-------- TEXTO DO DOCUMENTO
Acórdão nº 1229/06.3TTCBR.C1.S1 de Supremo Tribunal de Justiça (Portugal), 29 de Setembro de 2010

Magistrado ResponsávelMÁRIO PEREIRA
Data da Resolução29 de Setembro de 2010
EmissorSupremo Tribunal de Justiça (Portugal)

S Privacidade: 1 Meio Processual: REVISTA Decisão: NEGADA A REVISTA Sumário : I - A noção de justa causa de despedimento exige a verificação, cumulativa, de dois requisitos: um comportamento ilícito e culposo do trabalhador, violador de deveres de conduta ou de valores inerentes à disciplina laboral, grave em si mesmo e nas suas consequências; que esse comportamento torne imediata e praticamente impossível a subsistência da relação laboral.

II - Existe a impossibilidade prática e imediata de subsistência da relação laboral quando ocorra uma situação de absoluta quebra de confiança entre a entidade patronal e o trabalhador, susceptível de criar, no espírito da primeira, a dúvida sobre a idoneidade futura da conduta do último, deixando de existir o suporte psicológico mínimo para o desenvolvimento dessa relação laboral.

III - Na apreciação da gravidade da culpa e das suas consequências, deve recorrer-se ao entendimento do “bom pai de família”, de um “empregador razoável”, segundo critérios objectivos e razoáveis, em face do circunstancialismo concreto, devendo atender-se, “no quadro de gestão da empresa, ao grau de lesão dos interesses do empregador, ao carácter das relações entre as partes ou entre o trabalhador e os seus companheiros e às demais circunstâncias que no caso se mostrem relevantes”, como estabelece o nº 2 do art. 396.º do Código do Trabalho de 2003.

IV - O dever de lealdade tem um alcance normativo que supera os limites do sigilo e da não concorrência, impondo aos trabalhador que aja, nas relações com o empregador, com franqueza, honestidade e probidade, em consonância, aliás, com a boa fé que deve presidir à execução do contrato, estando-lhe vedado, nomeadamente, comportamentos que determinem situações de perigo para o empregador ou para a organização da empresa, por um lado, e, por outro, impondo-lhe que tome as atitudes necessárias quando constate uma ameaça de prejuízo.

V - É de afirmar a justa causa de despedimento quando está demonstrado que a trabalhadora – Chefe de Serviço Administrativo e com acesso às contas bancárias da empregadora – não acatando as determinações e procedimentos próprios determinados pela empregadora quanto ao fecho de caixas do estabelecimento, procedeu, e determinou a suas subalternas que procedessem, à troca de valores em numerário por cheques pessoais do Director da Loja, em transacções que em nada se relacionavam com o exercício das funções daquele ou com qualquer situação do interesse da empregadora.
----------------
-------- CONJUNTO DE DADOS
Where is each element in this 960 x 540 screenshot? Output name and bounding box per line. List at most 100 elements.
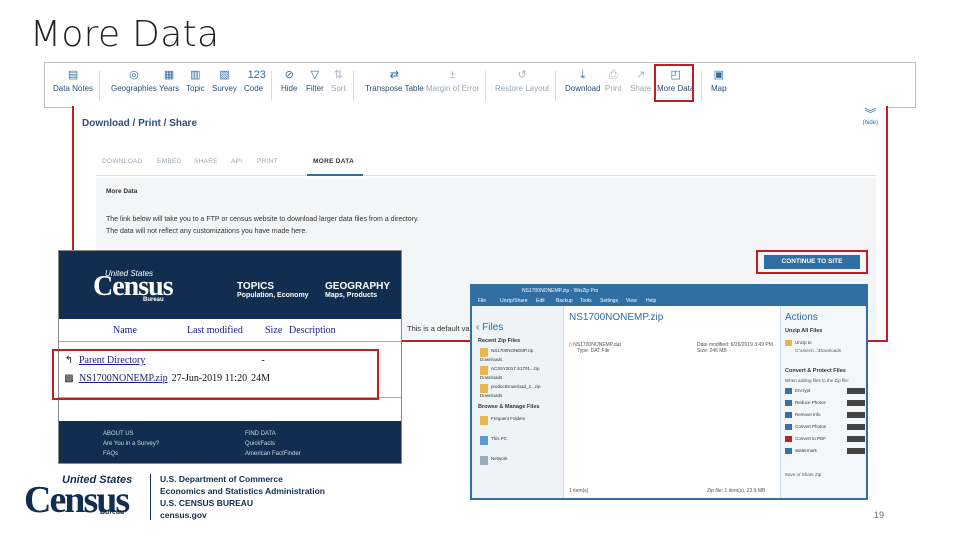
years-button[interactable]: ▦ Years [159,69,179,93]
convert-pdf-toggle[interactable]: Convert to PDF [785,436,866,442]
download-icon: ⤓ [580,69,586,81]
tab-more-data[interactable]: MORE DATA [313,158,354,165]
default-note: This is a default va [407,324,470,333]
save-share-label: Save or Share Zip [785,472,822,477]
unzip-all-label[interactable]: Unzip All Files [785,328,822,334]
menu-settings[interactable]: Settings [600,296,618,306]
encrypt-toggle[interactable]: Encrypt [785,388,866,394]
list-item[interactable]: This PC [480,436,560,445]
folder-icon [480,348,488,357]
tab-download[interactable]: DOWNLOAD [102,158,143,165]
slide-title: More Data [30,14,220,55]
toolbar-divider [99,71,100,101]
print-icon: ⎙ [608,69,618,81]
unzip-to-button[interactable]: Unzip to [785,340,866,346]
toggle-switch[interactable] [847,448,865,454]
list-item[interactable]: productDownload_2...zip Downloads [480,384,560,399]
menu-edit[interactable]: Edit [536,296,545,306]
map-button[interactable]: ▣ Map [711,69,727,93]
files-header[interactable]: ‹ Files [476,322,503,333]
winzip-contents-pane: NS1700NONEMP.zip ▯ NS1700NONEMP.dat Date… [565,306,779,498]
transpose-icon: ⇄ [389,69,399,81]
ftp-file-highlight [52,349,379,400]
footer-about-heading: ABOUT US [103,431,134,437]
nav-topics[interactable]: TOPICS [237,281,274,292]
toggle-switch[interactable] [847,412,865,418]
print-button[interactable]: ⎙ Print [605,69,621,93]
toggle-switch[interactable] [847,400,865,406]
dept-line-2: Economics and Statistics Administration [160,486,325,496]
tab-api[interactable]: API [231,158,242,165]
toggle-switch[interactable] [847,388,865,394]
menu-backup[interactable]: Backup [556,296,573,306]
toolbar-divider [555,71,556,101]
menu-unzip-share[interactable]: Unzip/Share [500,296,528,306]
geographies-button[interactable]: ◎ Geographies [111,69,157,93]
reduce-photos-toggle[interactable]: Reduce Photos [785,400,866,406]
toggle-switch[interactable] [847,424,865,430]
remove-info-toggle[interactable]: Remove Info [785,412,866,418]
content-line-1: The link below will take you to a FTP or… [106,216,419,223]
survey-button[interactable]: ▧ Survey [212,69,237,93]
sort-button[interactable]: ⇅ Sort [331,69,346,93]
logo-divider [150,474,151,520]
footer-link[interactable]: Are You in a Survey? [103,441,159,447]
nav-geography[interactable]: GEOGRAPHY [325,281,390,292]
toolbar-divider [353,71,354,101]
filter-button[interactable]: ▽ Filter [306,69,324,93]
col-name[interactable]: Name [113,325,137,336]
dept-line-4: census.gov [160,510,207,520]
hide-button[interactable]: ⊘ Hide [281,69,297,93]
more-data-highlight [654,64,694,102]
convert-sub: When adding files to the Zip file: [785,378,850,383]
pdf-icon [785,436,792,442]
map-icon: ▣ [713,69,724,81]
convert-photos-toggle[interactable]: Convert Photos [785,424,866,430]
footer-link[interactable]: QuickFacts [245,441,275,447]
toolbar-divider [485,71,486,101]
remove-icon [785,412,792,418]
download-button[interactable]: ⤓ Download [565,69,601,93]
tab-print[interactable]: PRINT [257,158,278,165]
table-row[interactable]: ▯ NS1700NONEMP.dat Date modified: 6/26/2… [569,342,775,354]
menu-file[interactable]: File [478,296,486,306]
collapse-panel-button[interactable]: ︾ (hide) [863,108,878,128]
footer-link[interactable]: FAQs [103,451,118,457]
folder-icon [785,340,792,346]
page-number: 19 [874,510,885,520]
watermark-toggle[interactable]: Watermark [785,448,866,454]
continue-to-site-button[interactable]: CONTINUE TO SITE [764,255,860,269]
tab-embed[interactable]: EMBED [157,158,182,165]
menu-view[interactable]: View [626,296,637,306]
list-item[interactable]: Network [480,456,560,465]
menu-help[interactable]: Help [646,296,656,306]
code-icon: 123 [247,69,266,81]
toggle-switch[interactable] [847,436,865,442]
transpose-table-button[interactable]: ⇄ Transpose Table [365,69,424,93]
tab-share[interactable]: SHARE [194,158,218,165]
share-button[interactable]: ↗ Share [630,69,651,93]
list-item[interactable]: NS1700NONEMP.zip Downloads [480,348,560,363]
winzip-title-bar: NS1700NONEMP.zip - WinZip Pro [472,286,866,296]
hide-icon: ⊘ [284,69,294,81]
col-last-modified[interactable]: Last modified [187,325,243,336]
restore-layout-button[interactable]: ↺ Restore Layout [495,69,549,93]
code-button[interactable]: 123 Code [244,69,266,93]
margin-of-error-button[interactable]: ± Margin of Error [426,69,479,93]
winzip-actions-pane: Actions Unzip All Files Unzip to C:\User… [780,306,866,498]
col-size[interactable]: Size [265,325,282,336]
footer-link[interactable]: American FactFinder [245,451,301,457]
unzip-path: C:\Users\...\Downloads [795,348,842,353]
winzip-menu-bar: File Unzip/Share Edit Backup Tools Setti… [472,296,866,306]
data-notes-button[interactable]: ▤ Data Notes [53,69,93,93]
ftp-logo-bureau: Bureau [143,297,164,303]
dept-line-1: U.S. Department of Commerce [160,474,283,484]
menu-tools[interactable]: Tools [580,296,592,306]
folder-icon [480,384,488,393]
census-site-header: United States Census Bureau TOPICS Popul… [59,251,401,319]
sort-icon: ⇅ [333,69,343,81]
topic-button[interactable]: ▥ Topic [186,69,205,93]
list-item[interactable]: Frequent Folders [480,416,560,425]
list-item[interactable]: ACS5Y2017.S1701...zip Downloads [480,366,560,381]
col-description[interactable]: Description [289,325,336,336]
----------------
CONJUNTO DE EXERCÍCIOS.
(a) Segundo o sumário do acórdão, que cargo ocupava a trabalhadora despedida?
(b) Transcreva fielmente o trecho do sumário do acórdão que começa em "S Privacidade: 1" e segue até "da relação laboral.".

RESPOSTAS ESPERADAS.
(a) Chefe de Serviço Administrativo.

(b)
S Privacidade: 1 Meio Processual: REVISTA Decisão: NEGADA A REVISTA Sumário : I - A noção de justa causa de despedimento exige a verificação, cumulativa, de dois requisitos: um comportamento ilícito e culposo do trabalhador, violador de deveres de conduta ou de valores inerentes à disciplina laboral, grave em si mesmo e nas suas consequências; que esse comportamento torne imediata e praticamente impossível a subsistência da relação laboral.